▸ Directions:
Identify every line in the records below that contains the word "миссис", and copy each of those lines.

Dataset entries:
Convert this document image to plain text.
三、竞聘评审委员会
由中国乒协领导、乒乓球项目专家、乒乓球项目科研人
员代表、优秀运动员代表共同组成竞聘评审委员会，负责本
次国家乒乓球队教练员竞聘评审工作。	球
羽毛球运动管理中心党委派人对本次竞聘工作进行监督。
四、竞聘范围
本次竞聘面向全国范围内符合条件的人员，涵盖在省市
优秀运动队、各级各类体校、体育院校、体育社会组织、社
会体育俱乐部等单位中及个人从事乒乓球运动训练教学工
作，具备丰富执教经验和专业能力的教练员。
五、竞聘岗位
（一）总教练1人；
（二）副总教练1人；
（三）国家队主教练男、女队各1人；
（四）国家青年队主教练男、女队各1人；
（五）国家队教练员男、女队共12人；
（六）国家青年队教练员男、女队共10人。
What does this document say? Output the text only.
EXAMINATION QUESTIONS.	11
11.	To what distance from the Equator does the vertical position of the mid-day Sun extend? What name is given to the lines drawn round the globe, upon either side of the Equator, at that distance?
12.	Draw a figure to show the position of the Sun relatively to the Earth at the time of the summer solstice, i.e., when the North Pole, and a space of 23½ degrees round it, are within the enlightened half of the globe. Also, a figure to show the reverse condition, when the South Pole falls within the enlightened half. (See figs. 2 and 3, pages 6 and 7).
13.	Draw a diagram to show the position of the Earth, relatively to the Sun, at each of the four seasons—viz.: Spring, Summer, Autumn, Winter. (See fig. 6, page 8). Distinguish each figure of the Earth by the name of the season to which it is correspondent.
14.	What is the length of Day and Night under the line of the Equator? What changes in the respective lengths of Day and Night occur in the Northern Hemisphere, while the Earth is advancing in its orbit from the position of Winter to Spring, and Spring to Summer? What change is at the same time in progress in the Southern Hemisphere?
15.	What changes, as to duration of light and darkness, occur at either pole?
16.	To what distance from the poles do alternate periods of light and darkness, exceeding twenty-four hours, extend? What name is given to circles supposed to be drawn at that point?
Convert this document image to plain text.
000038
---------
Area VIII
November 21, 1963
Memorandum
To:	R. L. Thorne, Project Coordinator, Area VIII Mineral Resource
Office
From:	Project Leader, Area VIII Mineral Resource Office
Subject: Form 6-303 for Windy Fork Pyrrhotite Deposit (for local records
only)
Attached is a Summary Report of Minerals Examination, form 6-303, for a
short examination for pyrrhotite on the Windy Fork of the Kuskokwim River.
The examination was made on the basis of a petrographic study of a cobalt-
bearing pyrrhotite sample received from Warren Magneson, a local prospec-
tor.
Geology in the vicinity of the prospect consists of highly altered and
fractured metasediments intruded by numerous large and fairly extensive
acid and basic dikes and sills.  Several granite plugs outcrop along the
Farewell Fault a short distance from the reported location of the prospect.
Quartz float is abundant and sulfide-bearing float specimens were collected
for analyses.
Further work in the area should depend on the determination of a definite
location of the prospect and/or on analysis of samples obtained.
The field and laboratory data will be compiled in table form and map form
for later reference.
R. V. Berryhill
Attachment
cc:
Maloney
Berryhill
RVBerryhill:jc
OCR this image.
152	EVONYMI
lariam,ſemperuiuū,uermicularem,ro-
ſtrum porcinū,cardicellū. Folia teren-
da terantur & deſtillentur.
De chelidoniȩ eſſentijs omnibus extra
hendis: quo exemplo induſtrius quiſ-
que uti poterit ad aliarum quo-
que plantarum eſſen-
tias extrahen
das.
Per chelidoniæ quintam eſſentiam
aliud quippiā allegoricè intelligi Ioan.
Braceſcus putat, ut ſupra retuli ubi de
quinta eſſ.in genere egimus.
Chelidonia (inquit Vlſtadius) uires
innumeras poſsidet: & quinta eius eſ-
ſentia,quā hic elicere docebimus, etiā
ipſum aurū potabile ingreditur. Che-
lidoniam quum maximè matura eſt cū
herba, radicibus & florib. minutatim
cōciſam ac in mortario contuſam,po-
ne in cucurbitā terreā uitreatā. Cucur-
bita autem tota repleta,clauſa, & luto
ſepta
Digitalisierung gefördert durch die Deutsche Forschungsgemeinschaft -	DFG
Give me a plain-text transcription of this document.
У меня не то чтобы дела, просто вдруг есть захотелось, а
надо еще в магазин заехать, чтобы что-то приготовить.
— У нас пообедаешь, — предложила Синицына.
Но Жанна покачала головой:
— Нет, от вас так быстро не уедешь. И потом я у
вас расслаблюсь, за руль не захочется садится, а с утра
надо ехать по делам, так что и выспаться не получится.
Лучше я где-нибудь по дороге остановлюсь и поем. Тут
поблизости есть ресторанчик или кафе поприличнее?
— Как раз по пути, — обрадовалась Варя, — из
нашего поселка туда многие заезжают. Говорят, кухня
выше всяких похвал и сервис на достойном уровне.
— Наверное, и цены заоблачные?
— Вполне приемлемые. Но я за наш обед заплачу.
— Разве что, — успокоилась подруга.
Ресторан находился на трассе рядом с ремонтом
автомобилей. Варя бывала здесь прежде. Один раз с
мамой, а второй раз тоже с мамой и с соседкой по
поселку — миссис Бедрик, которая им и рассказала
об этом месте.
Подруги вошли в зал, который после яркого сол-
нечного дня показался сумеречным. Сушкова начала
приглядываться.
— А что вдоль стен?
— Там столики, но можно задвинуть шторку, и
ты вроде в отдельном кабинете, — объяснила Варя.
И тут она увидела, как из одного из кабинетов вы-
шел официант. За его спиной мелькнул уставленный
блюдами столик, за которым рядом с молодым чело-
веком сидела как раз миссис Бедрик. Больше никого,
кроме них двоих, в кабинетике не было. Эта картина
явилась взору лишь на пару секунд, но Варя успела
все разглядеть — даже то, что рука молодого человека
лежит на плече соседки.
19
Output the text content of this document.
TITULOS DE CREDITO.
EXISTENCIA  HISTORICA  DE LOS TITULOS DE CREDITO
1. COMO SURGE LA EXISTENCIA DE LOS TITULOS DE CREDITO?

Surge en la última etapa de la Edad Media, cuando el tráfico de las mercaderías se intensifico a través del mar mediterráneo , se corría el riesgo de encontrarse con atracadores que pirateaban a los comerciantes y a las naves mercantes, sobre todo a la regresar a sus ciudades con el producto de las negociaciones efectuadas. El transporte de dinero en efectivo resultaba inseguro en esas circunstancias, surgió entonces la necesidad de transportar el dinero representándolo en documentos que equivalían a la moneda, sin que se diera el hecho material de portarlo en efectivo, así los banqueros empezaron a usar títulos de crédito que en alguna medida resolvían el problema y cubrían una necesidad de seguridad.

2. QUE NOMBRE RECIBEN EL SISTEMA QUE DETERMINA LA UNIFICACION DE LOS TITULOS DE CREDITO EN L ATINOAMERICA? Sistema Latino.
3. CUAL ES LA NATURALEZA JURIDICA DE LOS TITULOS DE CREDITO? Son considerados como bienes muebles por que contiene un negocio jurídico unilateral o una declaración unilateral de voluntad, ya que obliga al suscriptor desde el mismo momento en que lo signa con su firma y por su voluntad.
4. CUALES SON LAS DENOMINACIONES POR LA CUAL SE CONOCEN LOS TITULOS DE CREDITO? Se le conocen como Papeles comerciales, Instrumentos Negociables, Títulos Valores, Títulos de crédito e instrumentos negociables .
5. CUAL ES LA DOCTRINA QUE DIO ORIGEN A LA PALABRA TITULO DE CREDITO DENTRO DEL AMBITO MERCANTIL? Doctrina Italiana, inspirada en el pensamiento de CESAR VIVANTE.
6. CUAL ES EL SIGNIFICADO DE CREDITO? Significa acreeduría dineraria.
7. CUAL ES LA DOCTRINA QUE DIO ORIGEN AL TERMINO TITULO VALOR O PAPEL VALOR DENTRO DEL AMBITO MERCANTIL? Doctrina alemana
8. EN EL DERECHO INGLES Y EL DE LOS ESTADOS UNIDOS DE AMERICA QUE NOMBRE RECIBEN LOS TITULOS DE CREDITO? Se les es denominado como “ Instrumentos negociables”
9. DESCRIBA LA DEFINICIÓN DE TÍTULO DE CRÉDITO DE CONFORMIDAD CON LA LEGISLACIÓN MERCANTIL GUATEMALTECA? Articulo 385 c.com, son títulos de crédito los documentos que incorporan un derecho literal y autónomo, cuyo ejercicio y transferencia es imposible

▸ Written response:
поселку — миссис Бедрик, которая им и рассказала
веком сидела как раз миссис Бедрик. Больше никого,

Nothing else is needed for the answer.